Exercise details: Copy each line below that includes "usually".
◇ ◇ ◇ ◇ ◇
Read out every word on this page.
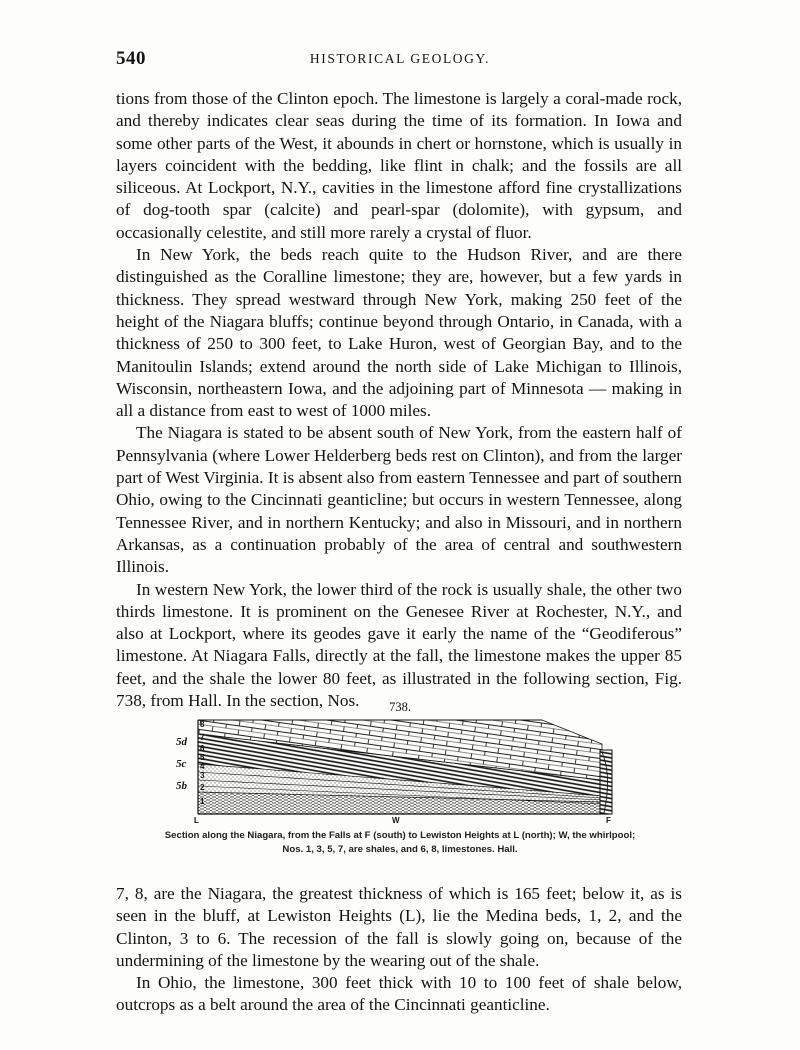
540	HISTORICAL GEOLOGY.

tions from those of the Clinton epoch. The limestone is largely a coral-made rock, and thereby indicates clear seas during the time of its formation. In Iowa and some other parts of the West, it abounds in chert or hornstone, which is usually in layers coincident with the bedding, like flint in chalk; and the fossils are all siliceous. At Lockport, N.Y., cavities in the limestone afford fine crystallizations of dog-tooth spar (calcite) and pearl-spar (dolomite), with gypsum, and occasionally celestite, and still more rarely a crystal of fluor.

In New York, the beds reach quite to the Hudson River, and are there distinguished as the Coralline limestone; they are, however, but a few yards in thickness. They spread westward through New York, making 250 feet of the height of the Niagara bluffs; continue beyond through Ontario, in Canada, with a thickness of 250 to 300 feet, to Lake Huron, west of Georgian Bay, and to the Manitoulin Islands; extend around the north side of Lake Michigan to Illinois, Wisconsin, northeastern Iowa, and the adjoining part of Minnesota — making in all a distance from east to west of 1000 miles.

The Niagara is stated to be absent south of New York, from the eastern half of Pennsylvania (where Lower Helderberg beds rest on Clinton), and from the larger part of West Virginia. It is absent also from eastern Tennessee and part of southern Ohio, owing to the Cincinnati geanticline; but occurs in western Tennessee, along Tennessee River, and in northern Kentucky; and also in Missouri, and in northern Arkansas, as a continuation probably of the area of central and southwestern Illinois.

In western New York, the lower third of the rock is usually shale, the other two thirds limestone. It is prominent on the Genesee River at Rochester, N.Y., and also at Lockport, where its geodes gave it early the name of the “Geodiferous” limestone. At Niagara Falls, directly at the fall, the limestone makes the upper 85 feet, and the shale the lower 80 feet, as illustrated in the following section, Fig. 738, from Hall. In the section, Nos.	738.
8
7
6
5
4
3
2
1
5d
5c
5b
L	W	F
Section along the Niagara, from the Falls at F (south) to Lewiston Heights at L (north); W, the whirlpool;
Nos. 1, 3, 5, 7, are shales, and 6, 8, limestones. Hall.

7, 8, are the Niagara, the greatest thickness of which is 165 feet; below it, as is seen in the bluff, at Lewiston Heights (L), lie the Medina beds, 1, 2, and the Clinton, 3 to 6. The recession of the fall is slowly going on, because of the undermining of the limestone by the wearing out of the shale.

In Ohio, the limestone, 300 feet thick with 10 to 100 feet of shale below, outcrops as a belt around the area of the Cincinnati geanticline.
◇ ◇ ◇ ◇ ◇
Written answer:
tions from those of the Clinton epoch. The limestone is largely a coral-made rock, and thereby indicates clear seas during the time of its formation. In Iowa and some other parts of the West, it abounds in chert or hornstone, which is usually in layers coincident with the bedding, like flint in chalk; and the fossils are all siliceous. At Lockport, N.Y., cavities in the limestone afford fine crystallizations of dog-tooth spar (calcite) and pearl-spar (dolomite), with gypsum, and occasionally celestite, and still more rarely a crystal of fluor.
In western New York, the lower third of the rock is usually shale, the other two thirds limestone. It is prominent on the Genesee River at Rochester, N.Y., and also at Lockport, where its geodes gave it early the name of the “Geodiferous” limestone. At Niagara Falls, directly at the fall, the limestone makes the upper 85 feet, and the shale the lower 80 feet, as illustrated in the following section, Fig. 738, from Hall. In the section, Nos.	738.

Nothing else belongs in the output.